▶ [Extracted records]:
+ + + +

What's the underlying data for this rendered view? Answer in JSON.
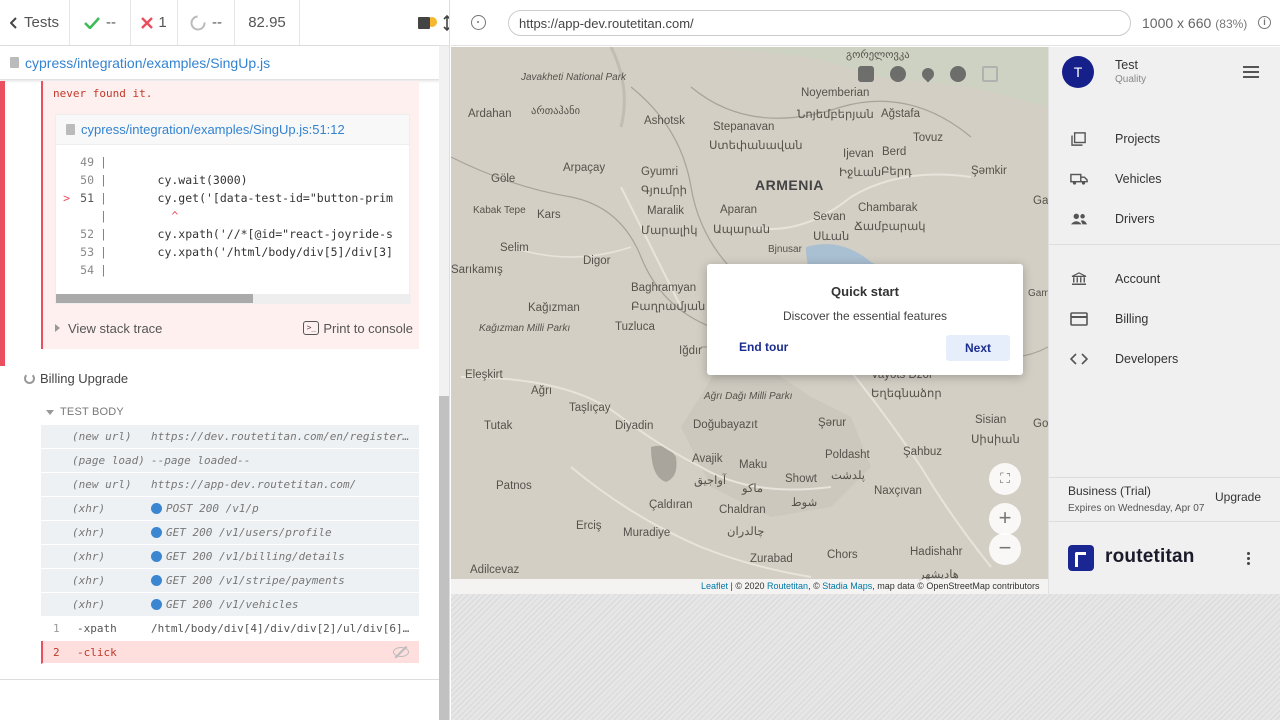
{
  "reporter": {
    "tests_label": "Tests",
    "passed": "--",
    "failed": "1",
    "pending": "--",
    "duration": "82.95",
    "spec_path": "cypress/integration/examples/SingUp.js",
    "error": {
      "message_tail": "never found it.",
      "frame_path": "cypress/integration/examples/SingUp.js:51:12",
      "lines": [
        {
          "num": "49",
          "code": "",
          "marker": ""
        },
        {
          "num": "50",
          "code": "      cy.wait(3000)",
          "marker": ""
        },
        {
          "num": "51",
          "code": "      cy.get('[data-test-id=\"button-prim",
          "marker": ">"
        },
        {
          "num": "",
          "code": "        ^",
          "marker": ""
        },
        {
          "num": "52",
          "code": "      cy.xpath('//*[@id=\"react-joyride-s",
          "marker": ""
        },
        {
          "num": "53",
          "code": "      cy.xpath('/html/body/div[5]/div[3]",
          "marker": ""
        },
        {
          "num": "54",
          "code": "",
          "marker": ""
        }
      ],
      "view_stack_trace": "View stack trace",
      "print_console": "Print to console",
      "console_glyph": ">_"
    },
    "test_title": "Billing Upgrade",
    "test_body_label": "TEST BODY",
    "commands": [
      {
        "name": "(new url)",
        "message": "https://dev.routetitan.com/en/register…",
        "dot": false
      },
      {
        "name": "(page load)",
        "message": "--page loaded--",
        "dot": false
      },
      {
        "name": "(new url)",
        "message": "https://app-dev.routetitan.com/",
        "dot": false
      },
      {
        "name": "(xhr)",
        "message": "POST 200 /v1/p",
        "dot": true
      },
      {
        "name": "(xhr)",
        "message": "GET 200 /v1/users/profile",
        "dot": true
      },
      {
        "name": "(xhr)",
        "message": "GET 200 /v1/billing/details",
        "dot": true
      },
      {
        "name": "(xhr)",
        "message": "GET 200 /v1/stripe/payments",
        "dot": true
      },
      {
        "name": "(xhr)",
        "message": "GET 200 /v1/vehicles",
        "dot": true
      }
    ],
    "steps": [
      {
        "num": "1",
        "name": "-xpath",
        "message": "/html/body/div[4]/div/div[2]/ul/div[6]…"
      },
      {
        "num": "2",
        "name": "-click",
        "message": ""
      }
    ]
  },
  "aut": {
    "url": "https://app-dev.routetitan.com/",
    "viewport": "1000 x 660",
    "scale": "(83%)",
    "info_glyph": "i"
  },
  "map": {
    "labels": {
      "javakheti": "Javakheti National Park",
      "gorelovka": "გორელოვკა",
      "noyemberian": "Noyemberian",
      "noyemberian_arm": "Նոյեմբերյան",
      "agstafa": "Ağstafa",
      "ardahan": "Ardahan",
      "ardahan_geo": "ართაჰანი",
      "ashotsk": "Ashotsk",
      "stepanavan": "Stepanavan",
      "stepanavan_arm": "Ստեփանավան",
      "tovuz": "Tovuz",
      "ijevan": "Ijevan",
      "ijevan_arm": "Իջևան",
      "berd": "Berd",
      "berd_arm": "Բերդ",
      "arpacay": "Arpaçay",
      "gyumri": "Gyumri",
      "gyumri_arm": "Գյումրի",
      "armenia": "ARMENIA",
      "samkir": "Şəmkir",
      "gole": "Göle",
      "kabak": "Kabak Tepe",
      "kars": "Kars",
      "maralik": "Maralik",
      "maralik_arm": "Մարալիկ",
      "aparan": "Aparan",
      "aparan_arm": "Ապարան",
      "sevan": "Sevan",
      "sevan_arm": "Սևան",
      "chambarak": "Chambarak",
      "chambarak_arm": "Ճամբարակ",
      "bjnusar": "Bjnusar",
      "selim": "Selim",
      "digor": "Digor",
      "sarikamis": "Sarıkamış",
      "baghramyan": "Baghramyan",
      "baghramyan_arm": "Բաղրամյան",
      "kagizman": "Kağızman",
      "kagizman_park": "Kağızman Milli Parkı",
      "tuzluca": "Tuzluca",
      "igdir": "Iğdır",
      "eleskirt": "Eleşkirt",
      "agri": "Ağrı",
      "agri_park": "Ağrı Dağı Milli Parkı",
      "vayots": "Vayots Dzor",
      "vayots_arm": "Եղեգնաձոր",
      "tasliçay": "Taşlıçay",
      "diyadin": "Diyadin",
      "dogubayazit": "Doğubayazıt",
      "sarur": "Şərur",
      "sisian": "Sisian",
      "sisian_arm": "Սիսիան",
      "tutak": "Tutak",
      "avajik": "Avajik",
      "avajik_fa": "آواجیق",
      "maku": "Maku",
      "maku_fa": "ماکو",
      "poldasht": "Poldasht",
      "poldasht_fa": "پلدشت",
      "sahbuz": "Şahbuz",
      "patnos": "Patnos",
      "showt": "Showt",
      "showt_fa": "شوط",
      "naxcivan": "Naxçıvan",
      "caldiran": "Çaldıran",
      "chaldran": "Chaldran",
      "chaldran_fa": "چالدران",
      "ercis": "Erciş",
      "muradiye": "Muradiye",
      "zurabad": "Zurabad",
      "chors": "Chors",
      "hadishahr": "Hadishahr",
      "hadishahr_fa": "هادیشهر",
      "adilcevaz": "Adilcevaz",
      "gori": "Gori",
      "gam": "Gam",
      "gan": "Gan"
    },
    "attribution_prefix": "Leaflet",
    "attribution_mid": " | © 2020 ",
    "attribution_rt": "Routetitan",
    "attribution_mid2": ", © ",
    "attribution_stadia": "Stadia Maps",
    "attribution_tail": ", map data © OpenStreetMap contributors",
    "zoom_in": "+",
    "zoom_out": "−"
  },
  "tour": {
    "title": "Quick start",
    "subtitle": "Discover the essential features",
    "end_label": "End tour",
    "next_label": "Next"
  },
  "sidebar": {
    "avatar_letter": "T",
    "user_name": "Test",
    "user_role": "Quality",
    "nav": [
      {
        "label": "Projects",
        "icon": "projects-icon"
      },
      {
        "label": "Vehicles",
        "icon": "truck-icon"
      },
      {
        "label": "Drivers",
        "icon": "people-icon"
      },
      {
        "label": "Account",
        "icon": "bank-icon"
      },
      {
        "label": "Billing",
        "icon": "credit-card-icon"
      },
      {
        "label": "Developers",
        "icon": "code-icon"
      }
    ],
    "plan_name": "Business (Trial)",
    "plan_expiry": "Expires on Wednesday, Apr 07",
    "upgrade_label": "Upgrade",
    "brand_name": "routetitan"
  },
  "colors": {
    "cypress_fail": "#e94f5e",
    "cypress_link": "#3383d1",
    "brand_navy": "#1a2691",
    "xhr_dot": "#3a86d3"
  }
}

+ + + +

▶ [Task directions]:
Find and copy each line above that includes the string "integration".

▶ [Result]:
    "spec_path": "cypress/integration/examples/SingUp.js",
      "frame_path": "cypress/integration/examples/SingUp.js:51:12",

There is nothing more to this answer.